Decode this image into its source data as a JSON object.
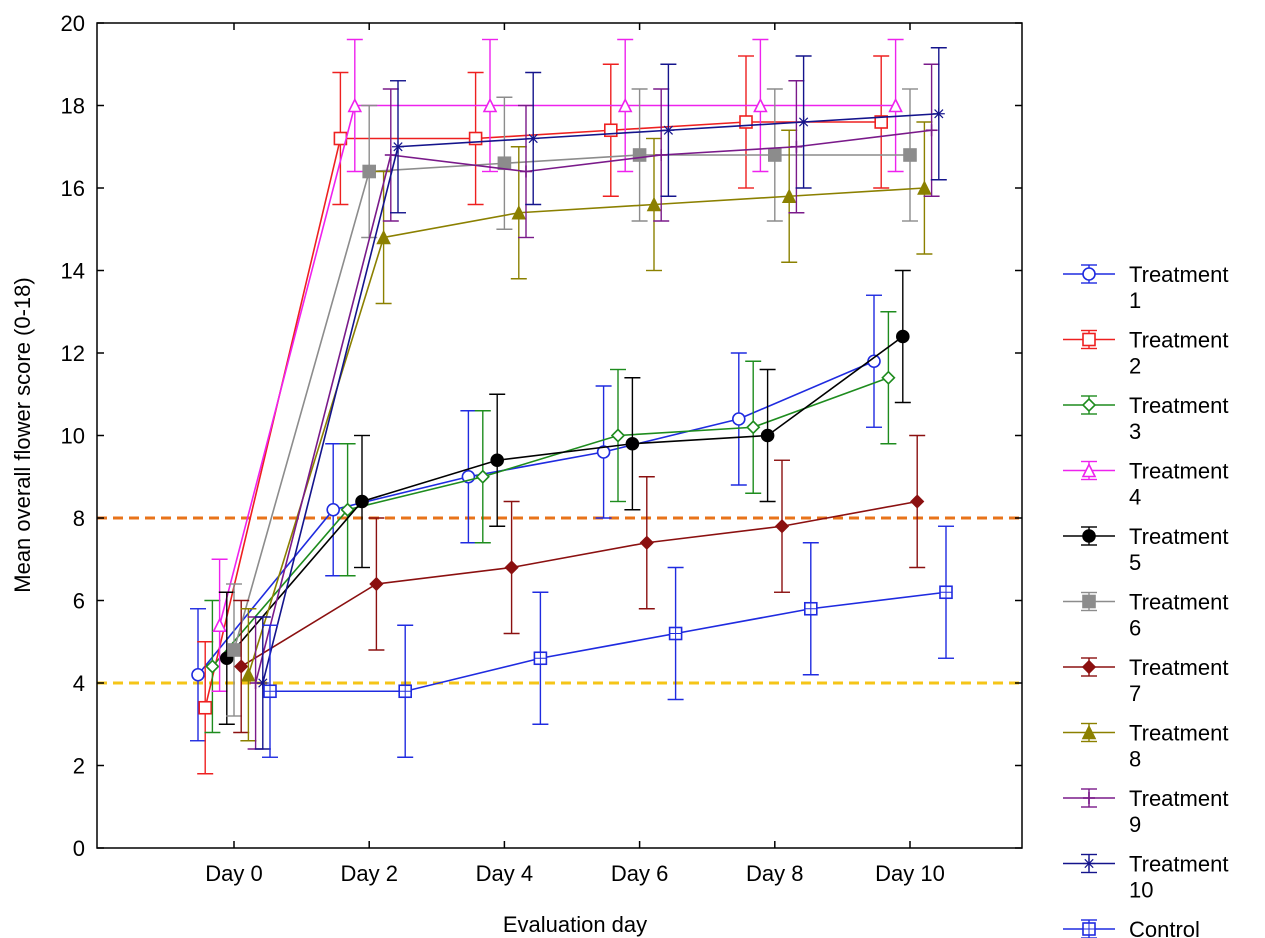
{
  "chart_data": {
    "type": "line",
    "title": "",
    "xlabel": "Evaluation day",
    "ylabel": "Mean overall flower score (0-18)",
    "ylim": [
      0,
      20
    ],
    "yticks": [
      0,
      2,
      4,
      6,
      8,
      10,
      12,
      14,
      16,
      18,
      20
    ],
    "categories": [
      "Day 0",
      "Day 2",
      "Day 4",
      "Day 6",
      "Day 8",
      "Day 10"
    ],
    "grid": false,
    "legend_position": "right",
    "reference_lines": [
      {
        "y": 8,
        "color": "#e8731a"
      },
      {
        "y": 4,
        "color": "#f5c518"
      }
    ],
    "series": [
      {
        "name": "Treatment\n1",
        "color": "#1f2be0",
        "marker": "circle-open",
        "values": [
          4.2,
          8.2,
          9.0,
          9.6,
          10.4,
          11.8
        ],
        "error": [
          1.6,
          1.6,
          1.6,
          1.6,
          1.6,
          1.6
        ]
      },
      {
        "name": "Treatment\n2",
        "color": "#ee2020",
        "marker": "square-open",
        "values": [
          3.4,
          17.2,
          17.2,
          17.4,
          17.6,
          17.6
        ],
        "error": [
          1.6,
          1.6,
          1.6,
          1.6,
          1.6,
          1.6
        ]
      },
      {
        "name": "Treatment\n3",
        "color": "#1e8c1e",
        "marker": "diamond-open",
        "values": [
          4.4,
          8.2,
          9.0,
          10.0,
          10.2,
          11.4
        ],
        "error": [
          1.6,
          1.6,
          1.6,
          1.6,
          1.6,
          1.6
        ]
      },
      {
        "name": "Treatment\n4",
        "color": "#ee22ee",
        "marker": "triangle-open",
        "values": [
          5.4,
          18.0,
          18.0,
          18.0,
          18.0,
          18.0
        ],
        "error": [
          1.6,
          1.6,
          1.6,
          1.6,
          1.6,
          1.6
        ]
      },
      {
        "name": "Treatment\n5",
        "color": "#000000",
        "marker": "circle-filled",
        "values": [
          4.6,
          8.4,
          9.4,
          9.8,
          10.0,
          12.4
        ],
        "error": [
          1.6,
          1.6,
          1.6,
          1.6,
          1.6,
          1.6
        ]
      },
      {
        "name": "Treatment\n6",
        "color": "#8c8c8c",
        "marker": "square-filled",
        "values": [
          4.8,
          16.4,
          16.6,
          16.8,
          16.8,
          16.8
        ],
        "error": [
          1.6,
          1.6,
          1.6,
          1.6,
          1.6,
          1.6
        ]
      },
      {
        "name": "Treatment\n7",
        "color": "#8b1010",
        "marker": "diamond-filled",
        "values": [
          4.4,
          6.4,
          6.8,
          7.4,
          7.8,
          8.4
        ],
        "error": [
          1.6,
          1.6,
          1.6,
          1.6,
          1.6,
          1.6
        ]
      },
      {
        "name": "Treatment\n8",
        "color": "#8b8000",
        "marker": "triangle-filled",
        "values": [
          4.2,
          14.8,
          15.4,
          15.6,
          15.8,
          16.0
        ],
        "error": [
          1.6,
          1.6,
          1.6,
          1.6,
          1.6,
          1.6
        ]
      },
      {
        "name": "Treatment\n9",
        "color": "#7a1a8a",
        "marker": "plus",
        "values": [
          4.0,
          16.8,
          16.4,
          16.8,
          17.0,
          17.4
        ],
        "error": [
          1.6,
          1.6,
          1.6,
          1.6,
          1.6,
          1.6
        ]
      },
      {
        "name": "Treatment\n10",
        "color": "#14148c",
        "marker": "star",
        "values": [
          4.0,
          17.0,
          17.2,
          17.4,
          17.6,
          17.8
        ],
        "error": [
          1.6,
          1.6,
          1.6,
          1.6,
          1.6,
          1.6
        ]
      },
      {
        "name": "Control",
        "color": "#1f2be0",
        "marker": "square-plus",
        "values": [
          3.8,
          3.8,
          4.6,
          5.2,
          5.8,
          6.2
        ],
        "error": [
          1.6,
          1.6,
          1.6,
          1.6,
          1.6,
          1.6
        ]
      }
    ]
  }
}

——

Do this: Copy each line of the entries that includes the word "triangle".

The response:
        "marker": "triangle-open",
        "marker": "triangle-filled",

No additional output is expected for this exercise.